▶ Directions for this task
Convert every line of the data below into a JSON list of strings, one string per line, omitting blank lines.

— BEGIN —

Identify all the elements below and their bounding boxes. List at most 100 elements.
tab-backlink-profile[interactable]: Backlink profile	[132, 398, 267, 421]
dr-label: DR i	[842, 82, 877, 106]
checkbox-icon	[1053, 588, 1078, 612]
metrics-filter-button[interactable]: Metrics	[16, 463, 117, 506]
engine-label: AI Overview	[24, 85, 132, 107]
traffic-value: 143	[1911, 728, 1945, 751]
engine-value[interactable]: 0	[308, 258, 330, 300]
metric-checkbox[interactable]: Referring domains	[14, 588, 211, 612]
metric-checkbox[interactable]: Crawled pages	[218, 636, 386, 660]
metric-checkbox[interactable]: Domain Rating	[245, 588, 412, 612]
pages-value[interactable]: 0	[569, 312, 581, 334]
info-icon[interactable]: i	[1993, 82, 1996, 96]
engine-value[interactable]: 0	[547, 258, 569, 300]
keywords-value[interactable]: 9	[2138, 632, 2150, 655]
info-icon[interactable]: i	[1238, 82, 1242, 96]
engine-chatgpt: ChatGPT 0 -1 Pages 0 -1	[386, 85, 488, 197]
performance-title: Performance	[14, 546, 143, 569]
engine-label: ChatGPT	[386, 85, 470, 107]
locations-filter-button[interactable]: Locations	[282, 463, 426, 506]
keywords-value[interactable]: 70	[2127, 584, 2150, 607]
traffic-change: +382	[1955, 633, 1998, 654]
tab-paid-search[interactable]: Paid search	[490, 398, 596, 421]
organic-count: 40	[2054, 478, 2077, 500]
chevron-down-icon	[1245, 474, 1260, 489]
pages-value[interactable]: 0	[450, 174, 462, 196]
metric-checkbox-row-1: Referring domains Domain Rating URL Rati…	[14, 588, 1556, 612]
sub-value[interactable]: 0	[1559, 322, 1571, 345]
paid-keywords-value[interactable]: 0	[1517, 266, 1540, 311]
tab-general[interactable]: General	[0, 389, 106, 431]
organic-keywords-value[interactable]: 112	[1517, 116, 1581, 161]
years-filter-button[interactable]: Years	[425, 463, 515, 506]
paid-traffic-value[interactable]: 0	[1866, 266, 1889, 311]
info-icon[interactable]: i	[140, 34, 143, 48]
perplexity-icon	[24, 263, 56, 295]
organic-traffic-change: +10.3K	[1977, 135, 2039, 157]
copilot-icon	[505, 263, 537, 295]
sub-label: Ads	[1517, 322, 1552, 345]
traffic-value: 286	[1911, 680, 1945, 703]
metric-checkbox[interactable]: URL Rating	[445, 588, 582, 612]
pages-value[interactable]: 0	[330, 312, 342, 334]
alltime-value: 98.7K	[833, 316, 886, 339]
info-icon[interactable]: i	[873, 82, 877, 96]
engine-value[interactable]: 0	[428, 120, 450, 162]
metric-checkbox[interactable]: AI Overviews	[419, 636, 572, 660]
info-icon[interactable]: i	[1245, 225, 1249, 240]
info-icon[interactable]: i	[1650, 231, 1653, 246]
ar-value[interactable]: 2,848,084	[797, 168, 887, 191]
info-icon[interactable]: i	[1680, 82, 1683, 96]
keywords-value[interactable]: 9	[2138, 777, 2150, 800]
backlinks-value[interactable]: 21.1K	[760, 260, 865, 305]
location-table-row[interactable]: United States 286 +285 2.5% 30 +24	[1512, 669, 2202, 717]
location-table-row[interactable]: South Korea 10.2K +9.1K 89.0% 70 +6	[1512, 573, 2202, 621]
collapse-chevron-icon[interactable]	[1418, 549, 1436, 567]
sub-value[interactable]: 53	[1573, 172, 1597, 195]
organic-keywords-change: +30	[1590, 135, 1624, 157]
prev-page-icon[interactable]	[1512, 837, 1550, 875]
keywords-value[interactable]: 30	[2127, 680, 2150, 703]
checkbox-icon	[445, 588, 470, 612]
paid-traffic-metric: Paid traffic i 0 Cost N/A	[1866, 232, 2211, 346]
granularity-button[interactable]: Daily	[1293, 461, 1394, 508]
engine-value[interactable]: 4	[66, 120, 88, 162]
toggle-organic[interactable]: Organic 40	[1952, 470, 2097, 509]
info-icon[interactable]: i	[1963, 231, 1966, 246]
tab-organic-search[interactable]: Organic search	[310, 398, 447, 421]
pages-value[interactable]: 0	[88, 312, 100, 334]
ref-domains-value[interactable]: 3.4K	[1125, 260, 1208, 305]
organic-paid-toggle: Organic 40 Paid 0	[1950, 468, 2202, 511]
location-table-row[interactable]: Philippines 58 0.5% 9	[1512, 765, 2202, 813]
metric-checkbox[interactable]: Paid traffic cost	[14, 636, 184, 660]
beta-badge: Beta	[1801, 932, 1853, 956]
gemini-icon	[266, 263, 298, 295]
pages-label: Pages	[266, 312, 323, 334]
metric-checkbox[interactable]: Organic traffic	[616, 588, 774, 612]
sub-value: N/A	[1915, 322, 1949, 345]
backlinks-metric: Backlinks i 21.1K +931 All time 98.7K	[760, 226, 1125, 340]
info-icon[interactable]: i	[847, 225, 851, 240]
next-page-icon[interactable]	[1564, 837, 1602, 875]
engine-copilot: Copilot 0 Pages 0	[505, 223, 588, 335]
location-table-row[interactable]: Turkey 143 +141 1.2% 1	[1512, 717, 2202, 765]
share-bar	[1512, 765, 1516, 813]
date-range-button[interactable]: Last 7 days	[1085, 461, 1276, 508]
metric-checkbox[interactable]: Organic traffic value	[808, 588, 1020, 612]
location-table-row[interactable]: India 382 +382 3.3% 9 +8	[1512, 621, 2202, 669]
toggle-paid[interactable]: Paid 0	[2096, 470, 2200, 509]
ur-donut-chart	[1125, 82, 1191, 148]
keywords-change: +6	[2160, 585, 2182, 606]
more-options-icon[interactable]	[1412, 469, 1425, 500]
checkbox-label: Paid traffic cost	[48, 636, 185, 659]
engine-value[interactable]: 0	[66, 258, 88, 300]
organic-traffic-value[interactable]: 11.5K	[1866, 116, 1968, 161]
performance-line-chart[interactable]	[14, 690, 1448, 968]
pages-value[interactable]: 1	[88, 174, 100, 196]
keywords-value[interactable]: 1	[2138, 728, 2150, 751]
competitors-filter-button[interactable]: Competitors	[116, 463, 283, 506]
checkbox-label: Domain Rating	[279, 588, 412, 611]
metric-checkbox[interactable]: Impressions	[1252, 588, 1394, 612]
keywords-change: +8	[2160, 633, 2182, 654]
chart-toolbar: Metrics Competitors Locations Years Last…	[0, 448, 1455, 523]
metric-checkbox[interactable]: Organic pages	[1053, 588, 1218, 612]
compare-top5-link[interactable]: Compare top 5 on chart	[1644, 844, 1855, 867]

— END —

▶ Exercise solution
[
  "Identify all the elements below and their bounding boxes. List at most 100 elements.",
  "tab-backlink-profile[interactable]: Backlink profile\t[132, 398, 267, 421]",
  "dr-label: DR i\t[842, 82, 877, 106]",
  "checkbox-icon\t[1053, 588, 1078, 612]",
  "metrics-filter-button[interactable]: Metrics\t[16, 463, 117, 506]",
  "engine-label: AI Overview\t[24, 85, 132, 107]",
  "traffic-value: 143\t[1911, 728, 1945, 751]",
  "engine-value[interactable]: 0\t[308, 258, 330, 300]",
  "metric-checkbox[interactable]: Referring domains\t[14, 588, 211, 612]",
  "metric-checkbox[interactable]: Crawled pages\t[218, 636, 386, 660]",
  "metric-checkbox[interactable]: Domain Rating\t[245, 588, 412, 612]",
  "pages-value[interactable]: 0\t[569, 312, 581, 334]",
  "info-icon[interactable]: i\t[1993, 82, 1996, 96]",
  "engine-value[interactable]: 0\t[547, 258, 569, 300]",
  "keywords-value[interactable]: 9\t[2138, 632, 2150, 655]",
  "info-icon[interactable]: i\t[1238, 82, 1242, 96]",
  "engine-chatgpt: ChatGPT 0 -1 Pages 0 -1\t[386, 85, 488, 197]",
  "performance-title: Performance\t[14, 546, 143, 569]",
  "engine-label: ChatGPT\t[386, 85, 470, 107]",
  "locations-filter-button[interactable]: Locations\t[282, 463, 426, 506]",
  "keywords-value[interactable]: 70\t[2127, 584, 2150, 607]",
  "traffic-change: +382\t[1955, 633, 1998, 654]",
  "tab-paid-search[interactable]: Paid search\t[490, 398, 596, 421]",
  "organic-count: 40\t[2054, 478, 2077, 500]",
  "chevron-down-icon\t[1245, 474, 1260, 489]",
  "pages-value[interactable]: 0\t[450, 174, 462, 196]",
  "metric-checkbox-row-1: Referring domains Domain Rating URL Rati…\t[14, 588, 1556, 612]",
  "sub-value[interactable]: 0\t[1559, 322, 1571, 345]",
  "paid-keywords-value[interactable]: 0\t[1517, 266, 1540, 311]",
  "tab-general[interactable]: General\t[0, 389, 106, 431]",
  "organic-keywords-value[interactable]: 112\t[1517, 116, 1581, 161]",
  "years-filter-button[interactable]: Years\t[425, 463, 515, 506]",
  "paid-traffic-value[interactable]: 0\t[1866, 266, 1889, 311]",
  "info-icon[interactable]: i\t[140, 34, 143, 48]",
  "perplexity-icon\t[24, 263, 56, 295]",
  "organic-traffic-change: +10.3K\t[1977, 135, 2039, 157]",
  "copilot-icon\t[505, 263, 537, 295]",
  "sub-label: Ads\t[1517, 322, 1552, 345]",
  "traffic-value: 286\t[1911, 680, 1945, 703]",
  "metric-checkbox[interactable]: URL Rating\t[445, 588, 582, 612]",
  "pages-value[interactable]: 0\t[330, 312, 342, 334]",
  "alltime-value: 98.7K\t[833, 316, 886, 339]",
  "info-icon[interactable]: i\t[873, 82, 877, 96]",
  "engine-value[interactable]: 0\t[428, 120, 450, 162]",
  "metric-checkbox[interactable]: AI Overviews\t[419, 636, 572, 660]",
  "info-icon[interactable]: i\t[1245, 225, 1249, 240]",
  "info-icon[interactable]: i\t[1650, 231, 1653, 246]",
  "ar-value[interactable]: 2,848,084\t[797, 168, 887, 191]",
  "info-icon[interactable]: i\t[1680, 82, 1683, 96]",
  "keywords-value[interactable]: 9\t[2138, 777, 2150, 800]",
  "backlinks-value[interactable]: 21.1K\t[760, 260, 865, 305]",
  "location-table-row[interactable]: United States 286 +285 2.5% 30 +24\t[1512, 669, 2202, 717]",
  "location-table-row[interactable]: South Korea 10.2K +9.1K 89.0% 70 +6\t[1512, 573, 2202, 621]",
  "collapse-chevron-icon[interactable]\t[1418, 549, 1436, 567]",
  "sub-value[interactable]: 53\t[1573, 172, 1597, 195]",
  "organic-keywords-change: +30\t[1590, 135, 1624, 157]",
  "prev-page-icon[interactable]\t[1512, 837, 1550, 875]",
  "keywords-value[interactable]: 30\t[2127, 680, 2150, 703]",
  "checkbox-icon\t[445, 588, 470, 612]",
  "paid-traffic-metric: Paid traffic i 0 Cost N/A\t[1866, 232, 2211, 346]",
  "granularity-button[interactable]: Daily\t[1293, 461, 1394, 508]",
  "engine-value[interactable]: 4\t[66, 120, 88, 162]",
  "toggle-organic[interactable]: Organic 40\t[1952, 470, 2097, 509]",
  "info-icon[interactable]: i\t[1963, 231, 1966, 246]",
  "tab-organic-search[interactable]: Organic search\t[310, 398, 447, 421]",
  "pages-value[interactable]: 0\t[88, 312, 100, 334]",
  "ref-domains-value[interactable]: 3.4K\t[1125, 260, 1208, 305]",
  "organic-paid-toggle: Organic 40 Paid 0\t[1950, 468, 2202, 511]",
  "location-table-row[interactable]: Philippines 58 0.5% 9\t[1512, 765, 2202, 813]",
  "metric-checkbox[interactable]: Paid traffic cost\t[14, 636, 184, 660]",
  "beta-badge: Beta\t[1801, 932, 1853, 956]",
  "gemini-icon\t[266, 263, 298, 295]",
  "pages-label: Pages\t[266, 312, 323, 334]",
  "metric-checkbox[interactable]: Organic traffic\t[616, 588, 774, 612]",
  "sub-value: N/A\t[1915, 322, 1949, 345]",
  "backlinks-metric: Backlinks i 21.1K +931 All time 98.7K\t[760, 226, 1125, 340]",
  "info-icon[interactable]: i\t[847, 225, 851, 240]",
  "next-page-icon[interactable]\t[1564, 837, 1602, 875]",
  "engine-copilot: Copilot 0 Pages 0\t[505, 223, 588, 335]",
  "location-table-row[interactable]: Turkey 143 +141 1.2% 1\t[1512, 717, 2202, 765]",
  "share-bar\t[1512, 765, 1516, 813]",
  "date-range-button[interactable]: Last 7 days\t[1085, 461, 1276, 508]",
  "metric-checkbox[interactable]: Organic traffic value\t[808, 588, 1020, 612]",
  "location-table-row[interactable]: India 382 +382 3.3% 9 +8\t[1512, 621, 2202, 669]",
  "toggle-paid[interactable]: Paid 0\t[2096, 470, 2200, 509]",
  "ur-donut-chart\t[1125, 82, 1191, 148]",
  "keywords-change: +6\t[2160, 585, 2182, 606]",
  "more-options-icon[interactable]\t[1412, 469, 1425, 500]",
  "checkbox-label: Paid traffic cost\t[48, 636, 185, 659]",
  "engine-value[interactable]: 0\t[66, 258, 88, 300]",
  "organic-traffic-value[interactable]: 11.5K\t[1866, 116, 1968, 161]",
  "performance-line-chart[interactable]\t[14, 690, 1448, 968]",
  "pages-value[interactable]: 1\t[88, 174, 100, 196]",
  "keywords-value[interactable]: 1\t[2138, 728, 2150, 751]",
  "competitors-filter-button[interactable]: Competitors\t[116, 463, 283, 506]",
  "checkbox-label: Domain Rating\t[279, 588, 412, 611]",
  "metric-checkbox[interactable]: Impressions\t[1252, 588, 1394, 612]",
  "keywords-change: +8\t[2160, 633, 2182, 654]",
  "chart-toolbar: Metrics Competitors Locations Years Last…\t[0, 448, 1455, 523]",
  "metric-checkbox[interactable]: Organic pages\t[1053, 588, 1218, 612]",
  "compare-top5-link[interactable]: Compare top 5 on chart\t[1644, 844, 1855, 867]"
]